◆ Saved data entries
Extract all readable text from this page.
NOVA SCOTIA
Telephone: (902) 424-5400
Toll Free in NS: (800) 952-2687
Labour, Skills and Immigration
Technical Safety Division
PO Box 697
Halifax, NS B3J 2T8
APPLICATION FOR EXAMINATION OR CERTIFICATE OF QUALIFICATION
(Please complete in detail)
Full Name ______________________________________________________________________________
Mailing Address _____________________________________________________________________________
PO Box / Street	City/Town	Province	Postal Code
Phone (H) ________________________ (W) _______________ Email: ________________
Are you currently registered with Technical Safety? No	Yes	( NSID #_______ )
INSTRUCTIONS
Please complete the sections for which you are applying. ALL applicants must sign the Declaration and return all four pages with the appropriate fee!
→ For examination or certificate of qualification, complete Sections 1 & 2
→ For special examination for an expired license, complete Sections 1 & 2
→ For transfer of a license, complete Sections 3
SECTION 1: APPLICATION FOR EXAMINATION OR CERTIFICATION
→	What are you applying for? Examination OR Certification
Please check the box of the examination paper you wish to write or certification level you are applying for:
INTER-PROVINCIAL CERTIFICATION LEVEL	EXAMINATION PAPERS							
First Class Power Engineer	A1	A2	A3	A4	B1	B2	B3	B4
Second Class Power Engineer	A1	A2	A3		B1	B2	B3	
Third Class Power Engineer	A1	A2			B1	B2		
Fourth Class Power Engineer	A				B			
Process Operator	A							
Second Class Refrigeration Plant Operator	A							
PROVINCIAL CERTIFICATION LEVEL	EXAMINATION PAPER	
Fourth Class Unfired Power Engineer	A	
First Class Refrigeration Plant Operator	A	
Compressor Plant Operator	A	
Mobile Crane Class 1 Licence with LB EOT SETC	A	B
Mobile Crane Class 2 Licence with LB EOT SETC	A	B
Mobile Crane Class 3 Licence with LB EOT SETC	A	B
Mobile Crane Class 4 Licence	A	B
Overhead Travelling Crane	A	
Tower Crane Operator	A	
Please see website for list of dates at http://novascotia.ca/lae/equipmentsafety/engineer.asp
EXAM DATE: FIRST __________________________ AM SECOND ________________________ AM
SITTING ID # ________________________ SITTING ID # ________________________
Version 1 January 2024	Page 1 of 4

◆ EXERCISE GOAL
Copy every line that includes the string "APPLICATION" from the material above.

◆ ANSWER TO THE PROBLEM
APPLICATION FOR EXAMINATION OR CERTIFICATE OF QUALIFICATION
SECTION 1: APPLICATION FOR EXAMINATION OR CERTIFICATION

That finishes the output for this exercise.